**Problem to work on**
The material below should be written out in full and exactly; pictures stay out of the copy.

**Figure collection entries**
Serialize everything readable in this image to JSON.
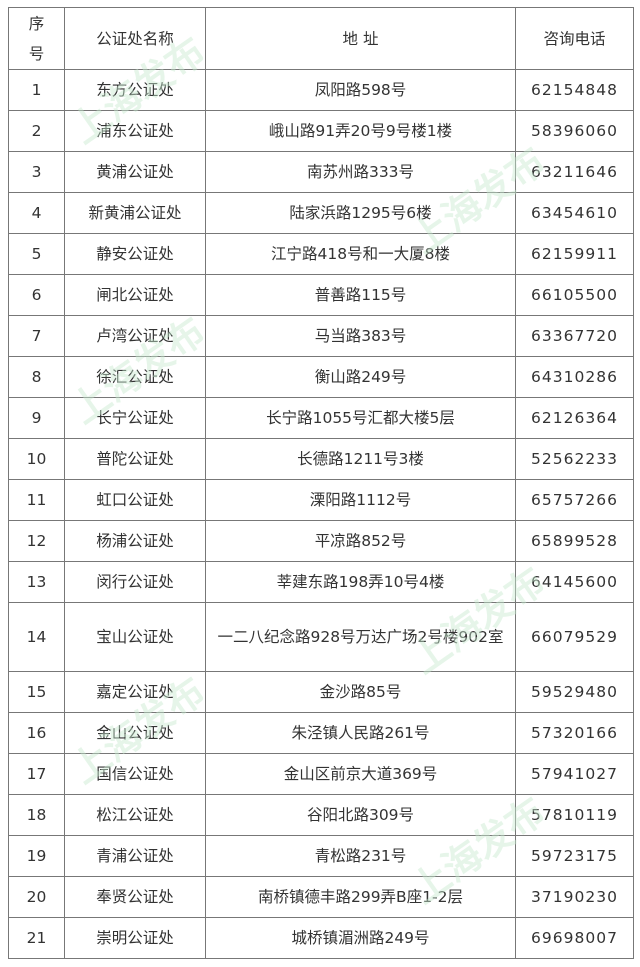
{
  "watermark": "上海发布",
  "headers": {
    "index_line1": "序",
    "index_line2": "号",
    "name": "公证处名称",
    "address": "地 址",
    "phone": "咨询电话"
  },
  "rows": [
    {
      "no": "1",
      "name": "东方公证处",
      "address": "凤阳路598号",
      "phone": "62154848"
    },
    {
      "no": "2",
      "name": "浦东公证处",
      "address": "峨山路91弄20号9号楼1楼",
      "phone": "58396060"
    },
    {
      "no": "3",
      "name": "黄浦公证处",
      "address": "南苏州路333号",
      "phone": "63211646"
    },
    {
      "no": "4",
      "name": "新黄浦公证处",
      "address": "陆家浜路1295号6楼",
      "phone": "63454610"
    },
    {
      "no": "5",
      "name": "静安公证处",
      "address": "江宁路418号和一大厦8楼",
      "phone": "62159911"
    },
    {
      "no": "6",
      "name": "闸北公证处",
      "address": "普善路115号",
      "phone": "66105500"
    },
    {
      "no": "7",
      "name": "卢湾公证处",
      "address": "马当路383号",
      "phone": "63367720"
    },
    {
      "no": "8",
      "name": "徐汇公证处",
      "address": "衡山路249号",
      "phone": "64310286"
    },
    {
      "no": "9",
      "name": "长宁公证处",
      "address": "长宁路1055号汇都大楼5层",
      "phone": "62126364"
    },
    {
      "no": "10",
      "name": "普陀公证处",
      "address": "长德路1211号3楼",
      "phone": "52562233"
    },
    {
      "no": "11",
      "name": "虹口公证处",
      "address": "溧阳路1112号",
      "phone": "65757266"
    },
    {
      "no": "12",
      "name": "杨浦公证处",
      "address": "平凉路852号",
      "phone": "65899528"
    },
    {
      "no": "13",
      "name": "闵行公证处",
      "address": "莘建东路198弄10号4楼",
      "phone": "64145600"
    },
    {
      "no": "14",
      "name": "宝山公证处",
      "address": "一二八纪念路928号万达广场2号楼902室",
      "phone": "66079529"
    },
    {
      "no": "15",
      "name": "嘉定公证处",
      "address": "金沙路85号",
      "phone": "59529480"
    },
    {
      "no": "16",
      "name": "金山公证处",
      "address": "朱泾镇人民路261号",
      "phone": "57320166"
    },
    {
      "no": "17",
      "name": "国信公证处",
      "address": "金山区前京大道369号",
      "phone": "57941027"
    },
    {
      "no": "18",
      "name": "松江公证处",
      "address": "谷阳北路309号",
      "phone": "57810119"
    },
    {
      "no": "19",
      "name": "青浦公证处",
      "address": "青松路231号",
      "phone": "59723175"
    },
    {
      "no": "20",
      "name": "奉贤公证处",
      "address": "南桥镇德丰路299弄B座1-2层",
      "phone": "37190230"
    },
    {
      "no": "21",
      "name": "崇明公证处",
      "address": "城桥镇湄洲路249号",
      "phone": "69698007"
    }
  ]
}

**Answer for this exercise**
Serialize everything readable in this image to JSON.
{
  "watermark": "上海发布",
  "headers": {
    "index_line1": "序",
    "index_line2": "号",
    "name": "公证处名称",
    "address": "地 址",
    "phone": "咨询电话"
  },
  "rows": [
    {
      "no": "1",
      "name": "东方公证处",
      "address": "凤阳路598号",
      "phone": "62154848"
    },
    {
      "no": "2",
      "name": "浦东公证处",
      "address": "峨山路91弄20号9号楼1楼",
      "phone": "58396060"
    },
    {
      "no": "3",
      "name": "黄浦公证处",
      "address": "南苏州路333号",
      "phone": "63211646"
    },
    {
      "no": "4",
      "name": "新黄浦公证处",
      "address": "陆家浜路1295号6楼",
      "phone": "63454610"
    },
    {
      "no": "5",
      "name": "静安公证处",
      "address": "江宁路418号和一大厦8楼",
      "phone": "62159911"
    },
    {
      "no": "6",
      "name": "闸北公证处",
      "address": "普善路115号",
      "phone": "66105500"
    },
    {
      "no": "7",
      "name": "卢湾公证处",
      "address": "马当路383号",
      "phone": "63367720"
    },
    {
      "no": "8",
      "name": "徐汇公证处",
      "address": "衡山路249号",
      "phone": "64310286"
    },
    {
      "no": "9",
      "name": "长宁公证处",
      "address": "长宁路1055号汇都大楼5层",
      "phone": "62126364"
    },
    {
      "no": "10",
      "name": "普陀公证处",
      "address": "长德路1211号3楼",
      "phone": "52562233"
    },
    {
      "no": "11",
      "name": "虹口公证处",
      "address": "溧阳路1112号",
      "phone": "65757266"
    },
    {
      "no": "12",
      "name": "杨浦公证处",
      "address": "平凉路852号",
      "phone": "65899528"
    },
    {
      "no": "13",
      "name": "闵行公证处",
      "address": "莘建东路198弄10号4楼",
      "phone": "64145600"
    },
    {
      "no": "14",
      "name": "宝山公证处",
      "address": "一二八纪念路928号万达广场2号楼902室",
      "phone": "66079529"
    },
    {
      "no": "15",
      "name": "嘉定公证处",
      "address": "金沙路85号",
      "phone": "59529480"
    },
    {
      "no": "16",
      "name": "金山公证处",
      "address": "朱泾镇人民路261号",
      "phone": "57320166"
    },
    {
      "no": "17",
      "name": "国信公证处",
      "address": "金山区前京大道369号",
      "phone": "57941027"
    },
    {
      "no": "18",
      "name": "松江公证处",
      "address": "谷阳北路309号",
      "phone": "57810119"
    },
    {
      "no": "19",
      "name": "青浦公证处",
      "address": "青松路231号",
      "phone": "59723175"
    },
    {
      "no": "20",
      "name": "奉贤公证处",
      "address": "南桥镇德丰路299弄B座1-2层",
      "phone": "37190230"
    },
    {
      "no": "21",
      "name": "崇明公证处",
      "address": "城桥镇湄洲路249号",
      "phone": "69698007"
    }
  ]
}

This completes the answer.